═══ EXTRACTED INFORMATION ═══

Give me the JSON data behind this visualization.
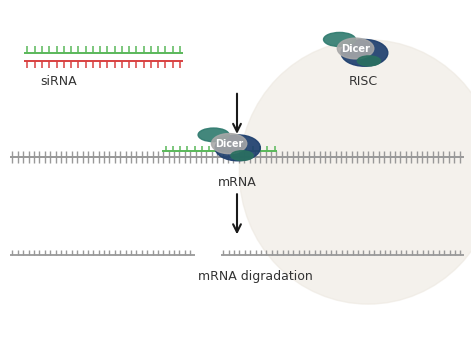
{
  "background_color": "#ffffff",
  "bg_circle_color": "#ede8e0",
  "arrow_color": "#1a1a1a",
  "sirna_top_color": "#5ab85a",
  "sirna_bottom_color": "#d94040",
  "mrna_color": "#999999",
  "dicer_gray": "#a8a8a8",
  "dicer_blue": "#1e3f6e",
  "dicer_teal_top": "#2e7a6e",
  "dicer_teal_bot": "#2a7060",
  "sirna_label": "siRNA",
  "risc_label": "RISC",
  "mrna_label": "mRNA",
  "dicer_label": "Dicer",
  "degradation_label": "mRNA digradation",
  "label_fontsize": 9,
  "dicer_fontsize": 7.5
}
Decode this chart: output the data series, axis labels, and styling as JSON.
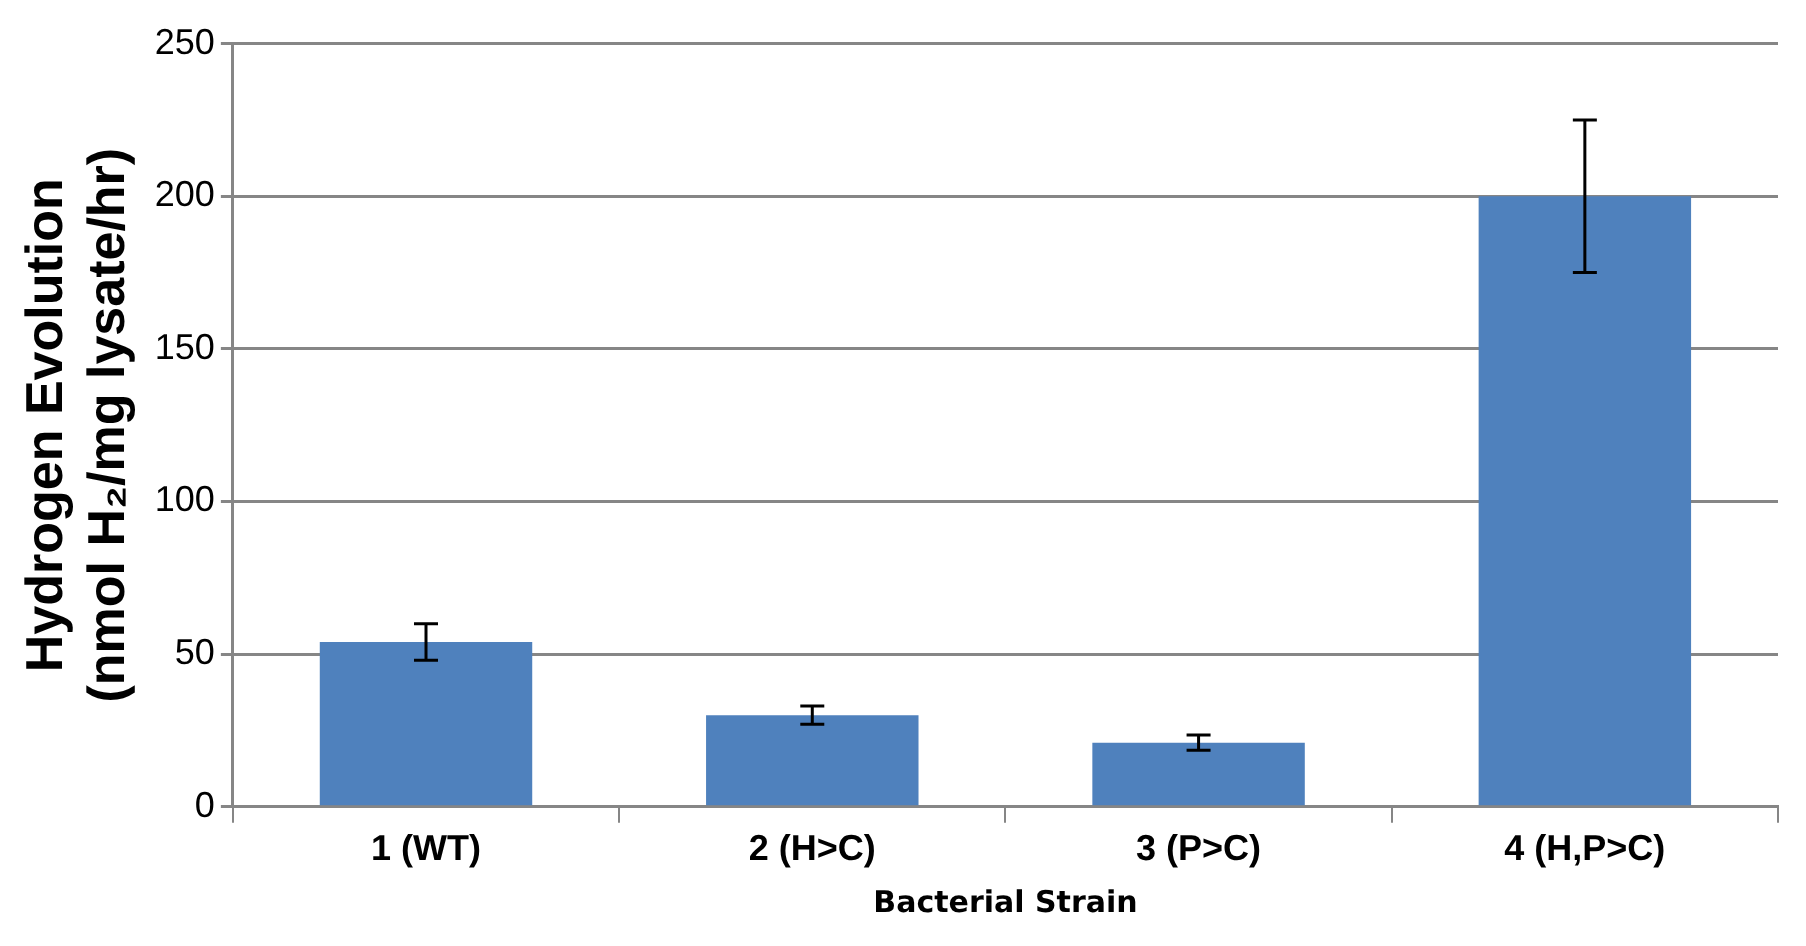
{
  "chart_data": {
    "type": "bar",
    "xlabel": "Bacterial Strain",
    "ylabel": "Hydrogen Evolution\n(nmol H₂/mg lysate/hr)",
    "categories": [
      "1 (WT)",
      "2 (H>C)",
      "3 (P>C)",
      "4 (H,P>C)"
    ],
    "values": [
      54,
      30,
      21,
      200
    ],
    "errors": [
      6,
      3,
      2.5,
      25
    ],
    "color": "#4f81bd",
    "ylim": [
      0,
      250
    ],
    "yticks": [
      0,
      50,
      100,
      150,
      200,
      250
    ],
    "grid": "y",
    "legend": false
  }
}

═══

*TASK PROMPT*.
Return the data word for word without its pictures.

*WRITTEN REPLY*.
Give me the JSON data behind this visualization.
{
  "background_color": "#ffffff",
  "bg_circle_color": "#ede8e0",
  "arrow_color": "#1a1a1a",
  "sirna_top_color": "#5ab85a",
  "sirna_bottom_color": "#d94040",
  "mrna_color": "#999999",
  "dicer_gray": "#a8a8a8",
  "dicer_blue": "#1e3f6e",
  "dicer_teal_top": "#2e7a6e",
  "dicer_teal_bot": "#2a7060",
  "sirna_label": "siRNA",
  "risc_label": "RISC",
  "mrna_label": "mRNA",
  "dicer_label": "Dicer",
  "degradation_label": "mRNA digradation",
  "label_fontsize": 9,
  "dicer_fontsize": 7.5
}
Decode this chart: output the data series, axis labels, and styling as JSON.
{
  "chart_data": {
    "type": "bar",
    "xlabel": "Bacterial Strain",
    "ylabel": "Hydrogen Evolution\n(nmol H₂/mg lysate/hr)",
    "categories": [
      "1 (WT)",
      "2 (H>C)",
      "3 (P>C)",
      "4 (H,P>C)"
    ],
    "values": [
      54,
      30,
      21,
      200
    ],
    "errors": [
      6,
      3,
      2.5,
      25
    ],
    "color": "#4f81bd",
    "ylim": [
      0,
      250
    ],
    "yticks": [
      0,
      50,
      100,
      150,
      200,
      250
    ],
    "grid": "y",
    "legend": false
  }
}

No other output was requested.